Records from a collection of figures
══════════

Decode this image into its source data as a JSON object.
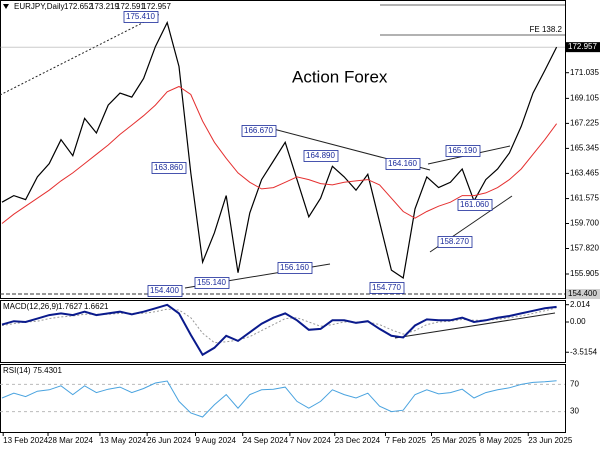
{
  "chart_data": {
    "type": "line",
    "symbol": "EURJPY,Daily",
    "ohlc": [
      172.652,
      173.219,
      172.591,
      172.957
    ],
    "watermark": "Action Forex",
    "fe_label": "FE 138.2",
    "xlim": [
      0,
      47.8
    ],
    "x": [
      0,
      1,
      2,
      3,
      4,
      5,
      6,
      7,
      8,
      9,
      10,
      11,
      12,
      13,
      14,
      15,
      16,
      17,
      18,
      19,
      20,
      21,
      22,
      23,
      24,
      25,
      26,
      27,
      28,
      29,
      30,
      31,
      32,
      33,
      34,
      35,
      36,
      37,
      38,
      39,
      40,
      41,
      42,
      43,
      44,
      45,
      46,
      47
    ],
    "xticks": [
      {
        "value": 0.1,
        "label": "13 Feb 2024"
      },
      {
        "value": 3.9,
        "label": "28 Mar 2024"
      },
      {
        "value": 8.3,
        "label": "13 May 2024"
      },
      {
        "value": 12.3,
        "label": "26 Jun 2024"
      },
      {
        "value": 16.4,
        "label": "9 Aug 2024"
      },
      {
        "value": 20.4,
        "label": "24 Sep 2024"
      },
      {
        "value": 24.4,
        "label": "7 Nov 2024"
      },
      {
        "value": 28.2,
        "label": "23 Dec 2024"
      },
      {
        "value": 32.5,
        "label": "7 Feb 2025"
      },
      {
        "value": 36.4,
        "label": "25 Mar 2025"
      },
      {
        "value": 40.5,
        "label": "8 May 2025"
      },
      {
        "value": 44.6,
        "label": "23 Jun 2025"
      }
    ],
    "ylim": [
      154.1,
      176.5
    ],
    "yticks": [
      171.035,
      169.105,
      167.225,
      165.345,
      163.465,
      161.575,
      {
        "value": 159.7,
        "label": "159.700"
      },
      {
        "value": 157.82,
        "label": "157.820"
      },
      155.905
    ],
    "support": {
      "value": 154.4,
      "label": "154.400"
    },
    "series": [
      {
        "name": "Close",
        "color": "#000000",
        "values": [
          161.3,
          161.8,
          161.5,
          163.2,
          164.2,
          166.0,
          164.8,
          167.6,
          166.5,
          168.6,
          169.5,
          169.2,
          170.6,
          173.0,
          174.8,
          171.5,
          163.5,
          156.8,
          159.0,
          161.8,
          156.0,
          160.5,
          163.0,
          164.4,
          165.8,
          163.0,
          160.2,
          161.6,
          164.0,
          163.2,
          162.2,
          163.4,
          159.8,
          156.2,
          155.6,
          160.8,
          163.2,
          162.4,
          162.8,
          163.8,
          161.4,
          163.0,
          163.8,
          165.0,
          167.0,
          169.5,
          171.2,
          172.957
        ]
      },
      {
        "name": "MA",
        "color": "#e53030",
        "values": [
          159.7,
          160.4,
          161.0,
          161.6,
          162.2,
          162.9,
          163.5,
          164.2,
          164.9,
          165.6,
          166.4,
          167.1,
          167.8,
          168.6,
          169.6,
          170.0,
          169.4,
          167.4,
          165.8,
          164.6,
          163.5,
          162.8,
          162.3,
          162.4,
          162.8,
          163.2,
          163.0,
          162.7,
          162.6,
          162.8,
          162.9,
          163.0,
          162.6,
          161.6,
          160.6,
          160.1,
          160.6,
          161.0,
          161.3,
          161.8,
          161.8,
          162.0,
          162.4,
          163.0,
          163.8,
          164.9,
          166.0,
          167.2
        ]
      }
    ],
    "price_labels": [
      "175.410",
      "163.860",
      "166.670",
      "164.890",
      "164.160",
      "165.190",
      "161.060",
      "158.270",
      "156.160",
      "155.140",
      "154.770",
      "154.400"
    ],
    "macd": {
      "title": "MACD(12,26,9)",
      "current": [
        1.7627,
        1.6621
      ],
      "ylim": [
        -4.65,
        2.56
      ],
      "yticks": [
        2.014,
        {
          "value": 0,
          "label": "0.00"
        },
        -3.5154
      ],
      "main": [
        -0.3,
        0.1,
        0.0,
        0.4,
        0.8,
        1.0,
        0.8,
        1.2,
        0.8,
        1.0,
        1.2,
        0.9,
        1.2,
        1.6,
        2.0,
        1.0,
        -1.5,
        -3.8,
        -3.0,
        -1.6,
        -2.2,
        -1.2,
        -0.2,
        0.5,
        1.0,
        0.2,
        -0.9,
        -0.8,
        0.2,
        0.2,
        -0.1,
        0.1,
        -0.8,
        -1.6,
        -1.8,
        -0.4,
        0.3,
        0.2,
        0.2,
        0.5,
        0.0,
        0.2,
        0.5,
        0.7,
        1.0,
        1.3,
        1.6,
        1.7627
      ],
      "signal": [
        -0.4,
        -0.2,
        0.0,
        0.1,
        0.4,
        0.6,
        0.7,
        0.9,
        0.9,
        0.9,
        1.0,
        1.0,
        1.0,
        1.2,
        1.5,
        1.4,
        0.5,
        -1.3,
        -2.4,
        -2.3,
        -2.1,
        -1.7,
        -1.0,
        -0.3,
        0.4,
        0.5,
        0.0,
        -0.5,
        -0.3,
        0.0,
        0.0,
        0.0,
        -0.3,
        -0.9,
        -1.4,
        -1.0,
        -0.3,
        0.0,
        0.1,
        0.3,
        0.2,
        0.2,
        0.3,
        0.5,
        0.7,
        1.0,
        1.3,
        1.6621
      ],
      "main_color": "#0a1a8c",
      "signal_color": "#999999"
    },
    "rsi": {
      "title": "RSI(14)",
      "current": 75.4301,
      "ylim": [
        0,
        100
      ],
      "yticks": [
        70,
        30
      ],
      "color": "#4aa3df",
      "values": [
        50,
        57,
        52,
        60,
        62,
        68,
        55,
        68,
        58,
        63,
        66,
        58,
        64,
        72,
        75,
        45,
        28,
        22,
        40,
        55,
        35,
        55,
        62,
        63,
        66,
        45,
        35,
        45,
        62,
        55,
        50,
        57,
        38,
        30,
        32,
        55,
        62,
        56,
        58,
        63,
        50,
        58,
        62,
        65,
        70,
        73,
        74,
        75.4301
      ]
    }
  }
}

══════════

• [Exercise aim] Reproduce each line word for word and drop the pictures.

• [Task result]
Decode this image into its source data as a JSON object.
{
  "chart_data": {
    "type": "line",
    "symbol": "EURJPY,Daily",
    "ohlc": [
      172.652,
      173.219,
      172.591,
      172.957
    ],
    "watermark": "Action Forex",
    "fe_label": "FE 138.2",
    "xlim": [
      0,
      47.8
    ],
    "x": [
      0,
      1,
      2,
      3,
      4,
      5,
      6,
      7,
      8,
      9,
      10,
      11,
      12,
      13,
      14,
      15,
      16,
      17,
      18,
      19,
      20,
      21,
      22,
      23,
      24,
      25,
      26,
      27,
      28,
      29,
      30,
      31,
      32,
      33,
      34,
      35,
      36,
      37,
      38,
      39,
      40,
      41,
      42,
      43,
      44,
      45,
      46,
      47
    ],
    "xticks": [
      {
        "value": 0.1,
        "label": "13 Feb 2024"
      },
      {
        "value": 3.9,
        "label": "28 Mar 2024"
      },
      {
        "value": 8.3,
        "label": "13 May 2024"
      },
      {
        "value": 12.3,
        "label": "26 Jun 2024"
      },
      {
        "value": 16.4,
        "label": "9 Aug 2024"
      },
      {
        "value": 20.4,
        "label": "24 Sep 2024"
      },
      {
        "value": 24.4,
        "label": "7 Nov 2024"
      },
      {
        "value": 28.2,
        "label": "23 Dec 2024"
      },
      {
        "value": 32.5,
        "label": "7 Feb 2025"
      },
      {
        "value": 36.4,
        "label": "25 Mar 2025"
      },
      {
        "value": 40.5,
        "label": "8 May 2025"
      },
      {
        "value": 44.6,
        "label": "23 Jun 2025"
      }
    ],
    "ylim": [
      154.1,
      176.5
    ],
    "yticks": [
      171.035,
      169.105,
      167.225,
      165.345,
      163.465,
      161.575,
      {
        "value": 159.7,
        "label": "159.700"
      },
      {
        "value": 157.82,
        "label": "157.820"
      },
      155.905
    ],
    "support": {
      "value": 154.4,
      "label": "154.400"
    },
    "series": [
      {
        "name": "Close",
        "color": "#000000",
        "values": [
          161.3,
          161.8,
          161.5,
          163.2,
          164.2,
          166.0,
          164.8,
          167.6,
          166.5,
          168.6,
          169.5,
          169.2,
          170.6,
          173.0,
          174.8,
          171.5,
          163.5,
          156.8,
          159.0,
          161.8,
          156.0,
          160.5,
          163.0,
          164.4,
          165.8,
          163.0,
          160.2,
          161.6,
          164.0,
          163.2,
          162.2,
          163.4,
          159.8,
          156.2,
          155.6,
          160.8,
          163.2,
          162.4,
          162.8,
          163.8,
          161.4,
          163.0,
          163.8,
          165.0,
          167.0,
          169.5,
          171.2,
          172.957
        ]
      },
      {
        "name": "MA",
        "color": "#e53030",
        "values": [
          159.7,
          160.4,
          161.0,
          161.6,
          162.2,
          162.9,
          163.5,
          164.2,
          164.9,
          165.6,
          166.4,
          167.1,
          167.8,
          168.6,
          169.6,
          170.0,
          169.4,
          167.4,
          165.8,
          164.6,
          163.5,
          162.8,
          162.3,
          162.4,
          162.8,
          163.2,
          163.0,
          162.7,
          162.6,
          162.8,
          162.9,
          163.0,
          162.6,
          161.6,
          160.6,
          160.1,
          160.6,
          161.0,
          161.3,
          161.8,
          161.8,
          162.0,
          162.4,
          163.0,
          163.8,
          164.9,
          166.0,
          167.2
        ]
      }
    ],
    "price_labels": [
      "175.410",
      "163.860",
      "166.670",
      "164.890",
      "164.160",
      "165.190",
      "161.060",
      "158.270",
      "156.160",
      "155.140",
      "154.770",
      "154.400"
    ],
    "macd": {
      "title": "MACD(12,26,9)",
      "current": [
        1.7627,
        1.6621
      ],
      "ylim": [
        -4.65,
        2.56
      ],
      "yticks": [
        2.014,
        {
          "value": 0,
          "label": "0.00"
        },
        -3.5154
      ],
      "main": [
        -0.3,
        0.1,
        0.0,
        0.4,
        0.8,
        1.0,
        0.8,
        1.2,
        0.8,
        1.0,
        1.2,
        0.9,
        1.2,
        1.6,
        2.0,
        1.0,
        -1.5,
        -3.8,
        -3.0,
        -1.6,
        -2.2,
        -1.2,
        -0.2,
        0.5,
        1.0,
        0.2,
        -0.9,
        -0.8,
        0.2,
        0.2,
        -0.1,
        0.1,
        -0.8,
        -1.6,
        -1.8,
        -0.4,
        0.3,
        0.2,
        0.2,
        0.5,
        0.0,
        0.2,
        0.5,
        0.7,
        1.0,
        1.3,
        1.6,
        1.7627
      ],
      "signal": [
        -0.4,
        -0.2,
        0.0,
        0.1,
        0.4,
        0.6,
        0.7,
        0.9,
        0.9,
        0.9,
        1.0,
        1.0,
        1.0,
        1.2,
        1.5,
        1.4,
        0.5,
        -1.3,
        -2.4,
        -2.3,
        -2.1,
        -1.7,
        -1.0,
        -0.3,
        0.4,
        0.5,
        0.0,
        -0.5,
        -0.3,
        0.0,
        0.0,
        0.0,
        -0.3,
        -0.9,
        -1.4,
        -1.0,
        -0.3,
        0.0,
        0.1,
        0.3,
        0.2,
        0.2,
        0.3,
        0.5,
        0.7,
        1.0,
        1.3,
        1.6621
      ],
      "main_color": "#0a1a8c",
      "signal_color": "#999999"
    },
    "rsi": {
      "title": "RSI(14)",
      "current": 75.4301,
      "ylim": [
        0,
        100
      ],
      "yticks": [
        70,
        30
      ],
      "color": "#4aa3df",
      "values": [
        50,
        57,
        52,
        60,
        62,
        68,
        55,
        68,
        58,
        63,
        66,
        58,
        64,
        72,
        75,
        45,
        28,
        22,
        40,
        55,
        35,
        55,
        62,
        63,
        66,
        45,
        35,
        45,
        62,
        55,
        50,
        57,
        38,
        30,
        32,
        55,
        62,
        56,
        58,
        63,
        50,
        58,
        62,
        65,
        70,
        73,
        74,
        75.4301
      ]
    }
  }
}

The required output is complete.